● REQUIREMENT: Quote each line exactly, from the line that contains "Read this page and output its text content." down to the last line of the listing, and no other lines.

═════ MATERIAL TO PROCESS

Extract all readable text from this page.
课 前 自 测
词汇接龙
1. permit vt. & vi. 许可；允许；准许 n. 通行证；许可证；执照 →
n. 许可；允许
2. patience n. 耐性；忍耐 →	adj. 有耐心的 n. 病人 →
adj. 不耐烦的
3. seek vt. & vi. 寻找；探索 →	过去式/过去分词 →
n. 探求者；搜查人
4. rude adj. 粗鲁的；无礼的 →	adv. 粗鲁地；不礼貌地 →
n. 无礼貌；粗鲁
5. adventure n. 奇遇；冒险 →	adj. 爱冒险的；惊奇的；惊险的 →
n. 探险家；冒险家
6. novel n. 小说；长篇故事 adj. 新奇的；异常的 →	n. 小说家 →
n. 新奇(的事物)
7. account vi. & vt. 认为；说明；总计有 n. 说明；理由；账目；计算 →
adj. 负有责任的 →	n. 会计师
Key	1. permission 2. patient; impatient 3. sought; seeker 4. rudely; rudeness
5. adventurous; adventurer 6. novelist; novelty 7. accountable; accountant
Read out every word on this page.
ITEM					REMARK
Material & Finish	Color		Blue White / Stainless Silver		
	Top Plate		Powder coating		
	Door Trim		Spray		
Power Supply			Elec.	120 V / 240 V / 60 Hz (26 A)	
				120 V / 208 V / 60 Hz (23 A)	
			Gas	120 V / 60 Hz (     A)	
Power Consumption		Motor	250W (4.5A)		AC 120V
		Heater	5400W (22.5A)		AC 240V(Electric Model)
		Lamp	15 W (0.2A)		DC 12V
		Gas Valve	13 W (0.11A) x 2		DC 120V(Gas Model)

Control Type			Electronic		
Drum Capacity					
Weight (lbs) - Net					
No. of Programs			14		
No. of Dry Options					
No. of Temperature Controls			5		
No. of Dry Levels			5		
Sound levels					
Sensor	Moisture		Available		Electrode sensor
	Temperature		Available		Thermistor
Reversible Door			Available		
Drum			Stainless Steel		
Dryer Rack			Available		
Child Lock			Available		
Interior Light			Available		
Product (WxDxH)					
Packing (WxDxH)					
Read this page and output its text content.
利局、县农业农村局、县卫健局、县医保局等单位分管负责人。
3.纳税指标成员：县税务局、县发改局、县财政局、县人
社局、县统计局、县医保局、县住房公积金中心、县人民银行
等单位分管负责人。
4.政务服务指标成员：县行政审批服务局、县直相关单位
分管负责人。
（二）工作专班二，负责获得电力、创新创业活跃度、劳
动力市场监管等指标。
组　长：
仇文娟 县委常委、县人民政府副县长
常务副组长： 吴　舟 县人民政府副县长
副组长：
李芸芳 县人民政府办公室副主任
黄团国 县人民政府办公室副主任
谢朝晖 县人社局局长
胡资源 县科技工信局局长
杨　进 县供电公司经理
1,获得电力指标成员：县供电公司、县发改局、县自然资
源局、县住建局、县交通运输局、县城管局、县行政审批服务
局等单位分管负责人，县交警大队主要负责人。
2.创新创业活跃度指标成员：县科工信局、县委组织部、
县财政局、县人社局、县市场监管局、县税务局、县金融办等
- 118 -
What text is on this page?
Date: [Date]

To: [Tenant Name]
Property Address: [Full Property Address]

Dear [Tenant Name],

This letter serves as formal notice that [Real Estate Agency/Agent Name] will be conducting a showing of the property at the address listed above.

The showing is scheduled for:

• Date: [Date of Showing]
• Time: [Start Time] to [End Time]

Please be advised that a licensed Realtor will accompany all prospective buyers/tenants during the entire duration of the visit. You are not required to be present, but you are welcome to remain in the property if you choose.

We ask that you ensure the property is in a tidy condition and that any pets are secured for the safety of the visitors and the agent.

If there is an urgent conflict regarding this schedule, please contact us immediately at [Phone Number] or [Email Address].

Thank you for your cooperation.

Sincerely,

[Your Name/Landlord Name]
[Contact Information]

══════════

● CORRECT ANSWER:
Read this page and output its text content.
利局、县农业农村局、县卫健局、县医保局等单位分管负责人。
3.纳税指标成员：县税务局、县发改局、县财政局、县人
社局、县统计局、县医保局、县住房公积金中心、县人民银行
等单位分管负责人。
4.政务服务指标成员：县行政审批服务局、县直相关单位
分管负责人。
（二）工作专班二，负责获得电力、创新创业活跃度、劳
动力市场监管等指标。
组　长：
仇文娟 县委常委、县人民政府副县长
常务副组长： 吴　舟 县人民政府副县长
副组长：
李芸芳 县人民政府办公室副主任
黄团国 县人民政府办公室副主任
谢朝晖 县人社局局长
胡资源 县科技工信局局长
杨　进 县供电公司经理
1,获得电力指标成员：县供电公司、县发改局、县自然资
源局、县住建局、县交通运输局、县城管局、县行政审批服务
局等单位分管负责人，县交警大队主要负责人。
2.创新创业活跃度指标成员：县科工信局、县委组织部、
县财政局、县人社局、县市场监管局、县税务局、县金融办等
- 118 -
What text is on this page?
Date: [Date]

To: [Tenant Name]
Property Address: [Full Property Address]

Dear [Tenant Name],

This letter serves as formal notice that [Real Estate Agency/Agent Name] will be conducting a showing of the property at the address listed above.

The showing is scheduled for:

• Date: [Date of Showing]
• Time: [Start Time] to [End Time]

Please be advised that a licensed Realtor will accompany all prospective buyers/tenants during the entire duration of the visit. You are not required to be present, but you are welcome to remain in the property if you choose.

We ask that you ensure the property is in a tidy condition and that any pets are secured for the safety of the visitors and the agent.

If there is an urgent conflict regarding this schedule, please contact us immediately at [Phone Number] or [Email Address].

Thank you for your cooperation.

Sincerely,

[Your Name/Landlord Name]
[Contact Information]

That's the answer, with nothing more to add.